> [PASSAGE SHOWN]:
OP - I don't think the broken bones will be an issue, as they mend fairly quickly, it will be ensuring you have built up muscle strength again following immobilisation that will be key.

SilasGreenback Tue 15-Oct-13 10:12:35

I think at the ages of the teens they ought to be fine - depends how reckless they are - do that mean just compared to you or that they really have no judgement about what is and isn't safe? Would they go off piste if you told them not to for example. I refer to my DC as reckless - but this means they like to ski trees and powder and do jumps. I like a nice wide groomed run taken very slowly.

My younger children go off and do some runs alone, but we agree what they will be skiing and where we will meet and that they will stick together, but never gone for hours. We usually get them a private instructor for at least 1 day to do the really terrifying stuff. By the time they are the ages of your DC I imagine they will just meet up so we buy lunch!

DH had knee surgery a couple of years ago in the summer - had to miss skiing at Christmas - his consultant looked horrified - but was back by February, but more cautious. He was pretty good with physio, but it did swell up and need icing at night.

clam Sun 13-Oct-13 22:16:12

Oh, and I'm happy to pop pills for the week as well, if it's going to hurt. As long as I don't do any damage.

Fear is my biggest problem, actually.

clam Sun 13-Oct-13 22:07:00

Ooh, thanks for replying. Had forgotten about this thread. Am still a bit worried about it, to be honest, but think I'll just have to stick to the easy runs and not even attempt to keep up with reckless teens. We were talking last night with the other adults going and it seems that we're all, injuries or not, thinking we'll not keep up with the reckless teens. Do you think they could ski without an adult? (2@17, 1@16 and 2@15) Precious or sensible?

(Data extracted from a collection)

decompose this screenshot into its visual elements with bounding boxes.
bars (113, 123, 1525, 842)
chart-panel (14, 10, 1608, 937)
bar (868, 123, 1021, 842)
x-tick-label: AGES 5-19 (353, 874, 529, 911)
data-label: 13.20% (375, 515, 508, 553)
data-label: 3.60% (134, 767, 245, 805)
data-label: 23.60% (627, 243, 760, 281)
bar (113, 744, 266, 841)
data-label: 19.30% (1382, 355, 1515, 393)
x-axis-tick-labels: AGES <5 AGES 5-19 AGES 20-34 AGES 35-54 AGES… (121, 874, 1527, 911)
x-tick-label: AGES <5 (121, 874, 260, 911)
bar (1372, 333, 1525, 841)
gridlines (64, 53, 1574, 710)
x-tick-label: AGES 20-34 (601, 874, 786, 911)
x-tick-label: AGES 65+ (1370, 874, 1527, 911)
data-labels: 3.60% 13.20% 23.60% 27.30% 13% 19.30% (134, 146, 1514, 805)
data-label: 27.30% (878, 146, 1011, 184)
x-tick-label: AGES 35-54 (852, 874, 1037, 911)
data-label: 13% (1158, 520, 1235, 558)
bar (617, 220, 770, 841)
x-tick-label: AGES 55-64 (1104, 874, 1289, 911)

> [WORK INSTRUCTION]: Reproduce the part of the forum thread about skiing after an injury that starts at "I think at the" and ends at "we buy lunch!".

> [TASK RESPONSE]:
I think at the ages of the teens they ought to be fine - depends how reckless they are - do that mean just compared to you or that they really have no judgement about what is and isn't safe? Would they go off piste if you told them not to for example. I refer to my DC as reckless - but this means they like to ski trees and powder and do jumps. I like a nice wide groomed run taken very slowly.

My younger children go off and do some runs alone, but we agree what they will be skiing and where we will meet and that they will stick together, but never gone for hours. We usually get them a private instructor for at least 1 day to do the really terrifying stuff. By the time they are the ages of your DC I imagine they will just meet up so we buy lunch!